START Material for this exercise

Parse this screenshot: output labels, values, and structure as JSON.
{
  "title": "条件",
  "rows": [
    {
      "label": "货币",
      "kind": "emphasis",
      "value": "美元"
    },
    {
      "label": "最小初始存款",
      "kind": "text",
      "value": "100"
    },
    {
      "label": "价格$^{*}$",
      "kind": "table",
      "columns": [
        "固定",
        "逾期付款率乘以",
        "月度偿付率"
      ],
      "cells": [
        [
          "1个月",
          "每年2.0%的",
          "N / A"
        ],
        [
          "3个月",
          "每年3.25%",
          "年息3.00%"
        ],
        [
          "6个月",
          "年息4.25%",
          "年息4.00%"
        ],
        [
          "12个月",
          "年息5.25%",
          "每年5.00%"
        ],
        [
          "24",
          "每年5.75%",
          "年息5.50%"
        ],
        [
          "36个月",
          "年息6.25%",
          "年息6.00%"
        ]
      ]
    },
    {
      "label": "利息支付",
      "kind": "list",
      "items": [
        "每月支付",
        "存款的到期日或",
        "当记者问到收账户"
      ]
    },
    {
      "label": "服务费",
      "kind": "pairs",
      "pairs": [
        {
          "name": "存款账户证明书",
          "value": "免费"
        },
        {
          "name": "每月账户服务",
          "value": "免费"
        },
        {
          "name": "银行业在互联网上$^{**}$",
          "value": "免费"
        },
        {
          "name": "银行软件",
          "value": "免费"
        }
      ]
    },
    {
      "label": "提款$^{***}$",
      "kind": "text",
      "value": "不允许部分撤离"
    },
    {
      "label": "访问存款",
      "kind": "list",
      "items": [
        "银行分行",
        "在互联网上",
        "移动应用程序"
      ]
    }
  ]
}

END Material for this exercise

- Direction
Reproduce the full listing above, character for character.

- Reply to the task
Parse this screenshot: output labels, values, and structure as JSON.
{
  "title": "条件",
  "rows": [
    {
      "label": "货币",
      "kind": "emphasis",
      "value": "美元"
    },
    {
      "label": "最小初始存款",
      "kind": "text",
      "value": "100"
    },
    {
      "label": "价格$^{*}$",
      "kind": "table",
      "columns": [
        "固定",
        "逾期付款率乘以",
        "月度偿付率"
      ],
      "cells": [
        [
          "1个月",
          "每年2.0%的",
          "N / A"
        ],
        [
          "3个月",
          "每年3.25%",
          "年息3.00%"
        ],
        [
          "6个月",
          "年息4.25%",
          "年息4.00%"
        ],
        [
          "12个月",
          "年息5.25%",
          "每年5.00%"
        ],
        [
          "24",
          "每年5.75%",
          "年息5.50%"
        ],
        [
          "36个月",
          "年息6.25%",
          "年息6.00%"
        ]
      ]
    },
    {
      "label": "利息支付",
      "kind": "list",
      "items": [
        "每月支付",
        "存款的到期日或",
        "当记者问到收账户"
      ]
    },
    {
      "label": "服务费",
      "kind": "pairs",
      "pairs": [
        {
          "name": "存款账户证明书",
          "value": "免费"
        },
        {
          "name": "每月账户服务",
          "value": "免费"
        },
        {
          "name": "银行业在互联网上$^{**}$",
          "value": "免费"
        },
        {
          "name": "银行软件",
          "value": "免费"
        }
      ]
    },
    {
      "label": "提款$^{***}$",
      "kind": "text",
      "value": "不允许部分撤离"
    },
    {
      "label": "访问存款",
      "kind": "list",
      "items": [
        "银行分行",
        "在互联网上",
        "移动应用程序"
      ]
    }
  ]
}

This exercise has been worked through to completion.